-- Requirement 1 --
Write out the Juneathon post word for word, beginning at the words "Whoops – knew" and stopping after the words "so another cycle-commute.".

-- Page --
——————
Whoops – knew I’d forgotten to do something! A quick catch up of my Juneathon activities from the last week.
Monday 7th June – work, so a round trip bike commute of 5.5 miles.
Tuesday 8th June – run with my friend of 3.75 miles (although Garmin had a blip and reckons it was 3.94 miles).
Wednesday 9th June – an hours tai chi lesson.
Thursday 10th June – running again – just over 7 hot, hilly, mainly off road miles. Within the first mile I met overly-interested cows and decided to retreat, retrace my footsteps, and go round by the road. Not a great start, but the test of the route was bovine-free and enjoyable despite the heat and hills.
Friday 11th June was back to work, and so another cycle-commute.
Saturday 12th June I nearly ran out of time but just managed to squeak in 20 minutes of tai chi practice before midnight.
Sunday 13th June – knowing this day was bound to go the same as yesterday, I enthusiastically took myself off for a short walk before going out for the day. As I left the shady shelter of the trees I realised I should have applied sun cream and worn at least my sun glasses, if not a sun hat as well. 2 1/4 miles walked down and up a hill in 40 minutes.
A lovely, sunny Sunday stretched ahead me and before I could slope off and simply potter the day away I decided to go for a run. As a change from my usual plods I thought I’d see how close I could get to a 30 minute 5K (just in case parkrun ever returns).
Despite stopping to take photos along the way, I was impressed that my “moving” time was 30:29. Much faster than I’d hoped.
One of my running club colleagues, Frank, was taking part today in an Ultra race, the Suffolk backyard ultra. In this unique race, entrants have to run 4.16 miles every hour as many times as they can. Winner is the last runner still going. The course record is 41 laps – do the maths! Why 4.16 miles? Well it’s the distance to cover every hour in order to complete 100 miles in 24 hours. The day was warm and humid, and I was tired after 5K but in a nod of appreciation to Frank’s amazing challenge I decided to run on a bit further. I ran past my house, and ran another 1.2 miles (I had mis-remembered the distance).
Frank did so well, and finally stopped after 116 miles. He had struggled with the temperature, and eating and drinking. To think I was tired after 1 lap!
I always knew weekends were going to be a challenge for this year’s Juneathon, because I have exercise scheduled for every other day (which you will see repeated throughout the month).
——————
-- Extracted entries --
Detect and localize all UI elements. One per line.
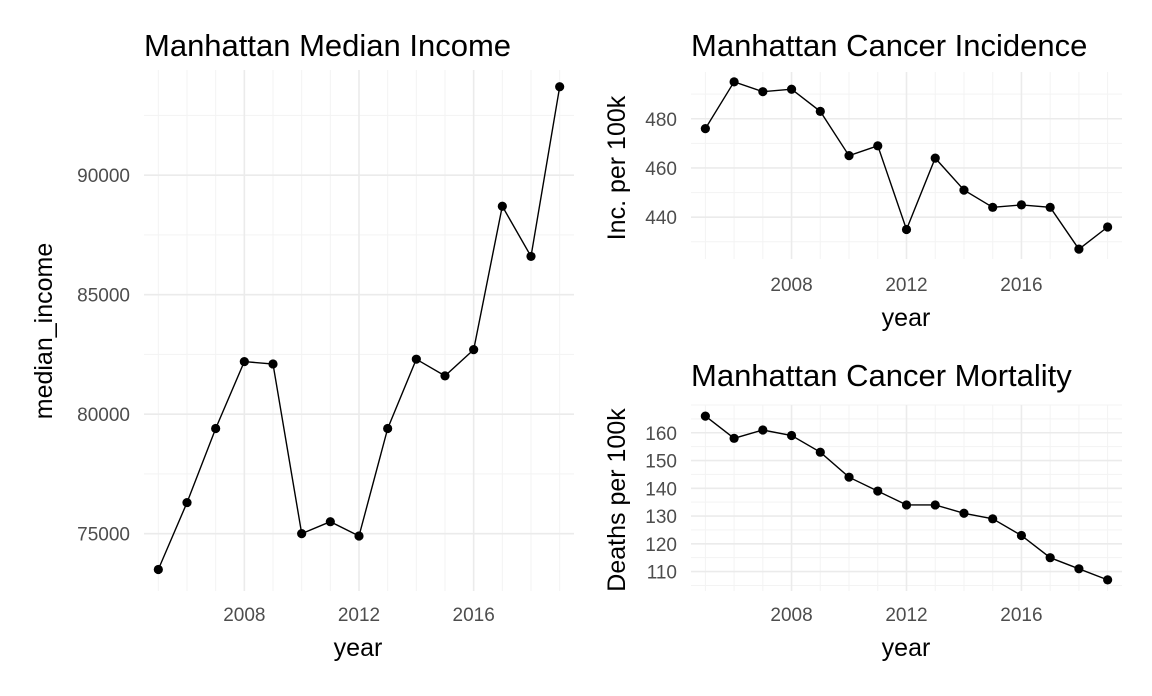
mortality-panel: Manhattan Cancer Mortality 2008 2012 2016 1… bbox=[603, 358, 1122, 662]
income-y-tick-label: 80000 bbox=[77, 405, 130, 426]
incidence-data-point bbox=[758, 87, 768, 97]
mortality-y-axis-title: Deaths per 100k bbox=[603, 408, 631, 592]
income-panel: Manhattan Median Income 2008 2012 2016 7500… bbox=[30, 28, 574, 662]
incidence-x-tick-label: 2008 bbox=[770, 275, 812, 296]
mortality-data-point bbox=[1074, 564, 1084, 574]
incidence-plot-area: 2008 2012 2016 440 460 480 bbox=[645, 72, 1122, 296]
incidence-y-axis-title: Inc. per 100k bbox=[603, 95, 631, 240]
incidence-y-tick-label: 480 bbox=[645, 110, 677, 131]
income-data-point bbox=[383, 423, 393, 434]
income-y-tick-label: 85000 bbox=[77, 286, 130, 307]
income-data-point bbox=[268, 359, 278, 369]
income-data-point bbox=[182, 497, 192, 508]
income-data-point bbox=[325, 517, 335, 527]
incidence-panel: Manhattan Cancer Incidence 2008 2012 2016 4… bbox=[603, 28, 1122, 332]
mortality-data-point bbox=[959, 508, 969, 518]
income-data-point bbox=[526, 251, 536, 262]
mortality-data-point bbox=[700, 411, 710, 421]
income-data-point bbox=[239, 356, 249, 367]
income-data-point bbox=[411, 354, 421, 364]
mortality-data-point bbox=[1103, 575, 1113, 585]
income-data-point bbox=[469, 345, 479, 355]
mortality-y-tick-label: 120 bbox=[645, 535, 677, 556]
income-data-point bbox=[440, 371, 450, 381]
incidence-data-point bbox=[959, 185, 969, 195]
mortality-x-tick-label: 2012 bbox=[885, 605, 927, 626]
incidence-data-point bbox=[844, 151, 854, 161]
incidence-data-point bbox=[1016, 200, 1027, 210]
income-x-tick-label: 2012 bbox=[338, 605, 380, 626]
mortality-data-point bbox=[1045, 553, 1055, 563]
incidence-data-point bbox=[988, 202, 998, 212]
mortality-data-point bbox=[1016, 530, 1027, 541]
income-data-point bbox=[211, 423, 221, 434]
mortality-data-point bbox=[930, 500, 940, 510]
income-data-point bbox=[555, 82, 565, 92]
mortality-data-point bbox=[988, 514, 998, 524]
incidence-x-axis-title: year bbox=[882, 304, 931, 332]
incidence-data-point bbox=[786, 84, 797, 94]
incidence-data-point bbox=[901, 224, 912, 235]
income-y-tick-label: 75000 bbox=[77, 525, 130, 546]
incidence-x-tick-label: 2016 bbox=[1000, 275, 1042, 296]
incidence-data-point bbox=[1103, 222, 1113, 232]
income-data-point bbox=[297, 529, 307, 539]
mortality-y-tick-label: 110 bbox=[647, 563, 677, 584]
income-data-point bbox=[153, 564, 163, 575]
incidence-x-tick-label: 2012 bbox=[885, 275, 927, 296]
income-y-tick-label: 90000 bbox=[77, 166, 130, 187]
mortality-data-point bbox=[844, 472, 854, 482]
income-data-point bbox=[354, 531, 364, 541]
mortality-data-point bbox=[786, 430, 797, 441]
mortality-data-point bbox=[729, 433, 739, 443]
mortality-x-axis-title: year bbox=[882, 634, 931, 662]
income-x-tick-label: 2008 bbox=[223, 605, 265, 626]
——————
-- Requirement 2 --
In the entries, restate the lines beginning at the line that has "mortality-panel: Manhattan Cancer" and stopping after the line that has "incidence-y-axis-title: Inc. per", substituting "box" for "bbox" and leaving everything else unchanged.

-- Right answer 1 --
Whoops – knew I’d forgotten to do something! A quick catch up of my Juneathon activities from the last week.
Monday 7th June – work, so a round trip bike commute of 5.5 miles.
Tuesday 8th June – run with my friend of 3.75 miles (although Garmin had a blip and reckons it was 3.94 miles).
Wednesday 9th June – an hours tai chi lesson.
Thursday 10th June – running again – just over 7 hot, hilly, mainly off road miles. Within the first mile I met overly-interested cows and decided to retreat, retrace my footsteps, and go round by the road. Not a great start, but the test of the route was bovine-free and enjoyable despite the heat and hills.
Friday 11th June was back to work, and so another cycle-commute.

-- Right answer 2 --
mortality-panel: Manhattan Cancer Mortality 2008 2012 2016 1… box=[603, 358, 1122, 662]
income-y-tick-label: 80000 box=[77, 405, 130, 426]
incidence-data-point box=[758, 87, 768, 97]
mortality-y-axis-title: Deaths per 100k box=[603, 408, 631, 592]
income-panel: Manhattan Median Income 2008 2012 2016 7500… box=[30, 28, 574, 662]
incidence-x-tick-label: 2008 box=[770, 275, 812, 296]
mortality-data-point box=[1074, 564, 1084, 574]
incidence-plot-area: 2008 2012 2016 440 460 480 box=[645, 72, 1122, 296]
incidence-y-axis-title: Inc. per 100k box=[603, 95, 631, 240]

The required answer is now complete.